Data entries:
====================

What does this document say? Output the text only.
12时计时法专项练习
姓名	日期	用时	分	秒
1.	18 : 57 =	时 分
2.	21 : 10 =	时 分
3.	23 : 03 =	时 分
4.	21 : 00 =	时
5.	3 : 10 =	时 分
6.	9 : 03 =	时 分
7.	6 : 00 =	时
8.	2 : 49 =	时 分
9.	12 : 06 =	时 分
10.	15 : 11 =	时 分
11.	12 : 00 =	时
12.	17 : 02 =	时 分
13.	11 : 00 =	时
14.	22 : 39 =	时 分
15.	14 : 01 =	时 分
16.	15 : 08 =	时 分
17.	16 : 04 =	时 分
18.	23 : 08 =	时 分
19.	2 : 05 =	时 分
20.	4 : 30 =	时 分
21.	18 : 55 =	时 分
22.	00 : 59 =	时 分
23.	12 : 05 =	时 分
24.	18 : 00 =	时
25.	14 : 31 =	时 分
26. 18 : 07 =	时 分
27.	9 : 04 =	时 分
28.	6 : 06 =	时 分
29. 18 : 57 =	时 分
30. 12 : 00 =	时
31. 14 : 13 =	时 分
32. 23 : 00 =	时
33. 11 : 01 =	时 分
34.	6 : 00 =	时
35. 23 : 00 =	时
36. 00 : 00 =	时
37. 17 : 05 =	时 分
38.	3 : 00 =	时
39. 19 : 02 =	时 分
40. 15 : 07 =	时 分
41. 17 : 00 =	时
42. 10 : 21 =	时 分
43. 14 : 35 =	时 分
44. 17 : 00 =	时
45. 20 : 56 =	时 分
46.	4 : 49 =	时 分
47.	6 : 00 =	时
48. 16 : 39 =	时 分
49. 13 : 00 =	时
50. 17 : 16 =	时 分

====================

JOB:
The listing above should be transcribed in full, exactly as written.

FINISHED TASK:
What does this document say? Output the text only.
12时计时法专项练习
姓名	日期	用时	分	秒
1.	18 : 57 =	时 分
2.	21 : 10 =	时 分
3.	23 : 03 =	时 分
4.	21 : 00 =	时
5.	3 : 10 =	时 分
6.	9 : 03 =	时 分
7.	6 : 00 =	时
8.	2 : 49 =	时 分
9.	12 : 06 =	时 分
10.	15 : 11 =	时 分
11.	12 : 00 =	时
12.	17 : 02 =	时 分
13.	11 : 00 =	时
14.	22 : 39 =	时 分
15.	14 : 01 =	时 分
16.	15 : 08 =	时 分
17.	16 : 04 =	时 分
18.	23 : 08 =	时 分
19.	2 : 05 =	时 分
20.	4 : 30 =	时 分
21.	18 : 55 =	时 分
22.	00 : 59 =	时 分
23.	12 : 05 =	时 分
24.	18 : 00 =	时
25.	14 : 31 =	时 分
26. 18 : 07 =	时 分
27.	9 : 04 =	时 分
28.	6 : 06 =	时 分
29. 18 : 57 =	时 分
30. 12 : 00 =	时
31. 14 : 13 =	时 分
32. 23 : 00 =	时
33. 11 : 01 =	时 分
34.	6 : 00 =	时
35. 23 : 00 =	时
36. 00 : 00 =	时
37. 17 : 05 =	时 分
38.	3 : 00 =	时
39. 19 : 02 =	时 分
40. 15 : 07 =	时 分
41. 17 : 00 =	时
42. 10 : 21 =	时 分
43. 14 : 35 =	时 分
44. 17 : 00 =	时
45. 20 : 56 =	时 分
46.	4 : 49 =	时 分
47.	6 : 00 =	时
48. 16 : 39 =	时 分
49. 13 : 00 =	时
50. 17 : 16 =	时 分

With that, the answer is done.